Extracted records
....................

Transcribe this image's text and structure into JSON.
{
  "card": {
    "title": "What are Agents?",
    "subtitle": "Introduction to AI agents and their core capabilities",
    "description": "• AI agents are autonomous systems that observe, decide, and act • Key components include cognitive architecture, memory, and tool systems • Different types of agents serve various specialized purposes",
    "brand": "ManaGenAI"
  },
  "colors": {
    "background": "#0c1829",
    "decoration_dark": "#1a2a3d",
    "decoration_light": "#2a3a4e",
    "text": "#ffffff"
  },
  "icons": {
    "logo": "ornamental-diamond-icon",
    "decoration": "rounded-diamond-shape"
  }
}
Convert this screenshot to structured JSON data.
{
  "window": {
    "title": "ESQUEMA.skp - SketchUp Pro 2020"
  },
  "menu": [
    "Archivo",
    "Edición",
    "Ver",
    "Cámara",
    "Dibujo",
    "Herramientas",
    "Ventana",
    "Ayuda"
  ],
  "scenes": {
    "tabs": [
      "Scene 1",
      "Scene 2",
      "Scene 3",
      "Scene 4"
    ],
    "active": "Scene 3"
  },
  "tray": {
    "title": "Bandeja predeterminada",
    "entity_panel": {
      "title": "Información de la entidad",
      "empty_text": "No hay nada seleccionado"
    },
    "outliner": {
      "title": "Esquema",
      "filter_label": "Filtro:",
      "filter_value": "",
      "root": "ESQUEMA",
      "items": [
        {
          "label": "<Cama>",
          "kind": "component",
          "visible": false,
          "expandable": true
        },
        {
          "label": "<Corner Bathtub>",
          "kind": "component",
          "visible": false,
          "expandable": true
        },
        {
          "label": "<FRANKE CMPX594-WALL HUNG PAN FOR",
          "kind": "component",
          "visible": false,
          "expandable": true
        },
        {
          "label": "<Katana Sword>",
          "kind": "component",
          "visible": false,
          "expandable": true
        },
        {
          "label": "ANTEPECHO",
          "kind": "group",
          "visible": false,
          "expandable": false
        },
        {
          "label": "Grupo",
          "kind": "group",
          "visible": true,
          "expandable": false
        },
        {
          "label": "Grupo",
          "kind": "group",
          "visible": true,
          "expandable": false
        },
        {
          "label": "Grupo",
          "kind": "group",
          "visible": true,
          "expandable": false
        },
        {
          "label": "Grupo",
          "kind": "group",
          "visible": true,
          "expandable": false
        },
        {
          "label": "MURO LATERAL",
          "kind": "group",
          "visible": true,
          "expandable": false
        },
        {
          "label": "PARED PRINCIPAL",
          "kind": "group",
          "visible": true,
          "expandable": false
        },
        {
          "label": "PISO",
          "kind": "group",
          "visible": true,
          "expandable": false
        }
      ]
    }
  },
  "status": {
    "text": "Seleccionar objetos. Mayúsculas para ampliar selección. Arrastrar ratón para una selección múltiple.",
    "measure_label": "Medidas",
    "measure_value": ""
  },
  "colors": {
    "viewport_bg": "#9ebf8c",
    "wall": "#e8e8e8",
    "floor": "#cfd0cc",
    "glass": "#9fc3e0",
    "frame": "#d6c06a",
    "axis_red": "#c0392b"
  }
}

....................

→ **Given request**:
Write out the entries above word for word.

→ **Completed task**:
Transcribe this image's text and structure into JSON.
{
  "card": {
    "title": "What are Agents?",
    "subtitle": "Introduction to AI agents and their core capabilities",
    "description": "• AI agents are autonomous systems that observe, decide, and act • Key components include cognitive architecture, memory, and tool systems • Different types of agents serve various specialized purposes",
    "brand": "ManaGenAI"
  },
  "colors": {
    "background": "#0c1829",
    "decoration_dark": "#1a2a3d",
    "decoration_light": "#2a3a4e",
    "text": "#ffffff"
  },
  "icons": {
    "logo": "ornamental-diamond-icon",
    "decoration": "rounded-diamond-shape"
  }
}
Convert this screenshot to structured JSON data.
{
  "window": {
    "title": "ESQUEMA.skp - SketchUp Pro 2020"
  },
  "menu": [
    "Archivo",
    "Edición",
    "Ver",
    "Cámara",
    "Dibujo",
    "Herramientas",
    "Ventana",
    "Ayuda"
  ],
  "scenes": {
    "tabs": [
      "Scene 1",
      "Scene 2",
      "Scene 3",
      "Scene 4"
    ],
    "active": "Scene 3"
  },
  "tray": {
    "title": "Bandeja predeterminada",
    "entity_panel": {
      "title": "Información de la entidad",
      "empty_text": "No hay nada seleccionado"
    },
    "outliner": {
      "title": "Esquema",
      "filter_label": "Filtro:",
      "filter_value": "",
      "root": "ESQUEMA",
      "items": [
        {
          "label": "<Cama>",
          "kind": "component",
          "visible": false,
          "expandable": true
        },
        {
          "label": "<Corner Bathtub>",
          "kind": "component",
          "visible": false,
          "expandable": true
        },
        {
          "label": "<FRANKE CMPX594-WALL HUNG PAN FOR",
          "kind": "component",
          "visible": false,
          "expandable": true
        },
        {
          "label": "<Katana Sword>",
          "kind": "component",
          "visible": false,
          "expandable": true
        },
        {
          "label": "ANTEPECHO",
          "kind": "group",
          "visible": false,
          "expandable": false
        },
        {
          "label": "Grupo",
          "kind": "group",
          "visible": true,
          "expandable": false
        },
        {
          "label": "Grupo",
          "kind": "group",
          "visible": true,
          "expandable": false
        },
        {
          "label": "Grupo",
          "kind": "group",
          "visible": true,
          "expandable": false
        },
        {
          "label": "Grupo",
          "kind": "group",
          "visible": true,
          "expandable": false
        },
        {
          "label": "MURO LATERAL",
          "kind": "group",
          "visible": true,
          "expandable": false
        },
        {
          "label": "PARED PRINCIPAL",
          "kind": "group",
          "visible": true,
          "expandable": false
        },
        {
          "label": "PISO",
          "kind": "group",
          "visible": true,
          "expandable": false
        }
      ]
    }
  },
  "status": {
    "text": "Seleccionar objetos. Mayúsculas para ampliar selección. Arrastrar ratón para una selección múltiple.",
    "measure_label": "Medidas",
    "measure_value": ""
  },
  "colors": {
    "viewport_bg": "#9ebf8c",
    "wall": "#e8e8e8",
    "floor": "#cfd0cc",
    "glass": "#9fc3e0",
    "frame": "#d6c06a",
    "axis_red": "#c0392b"
  }
}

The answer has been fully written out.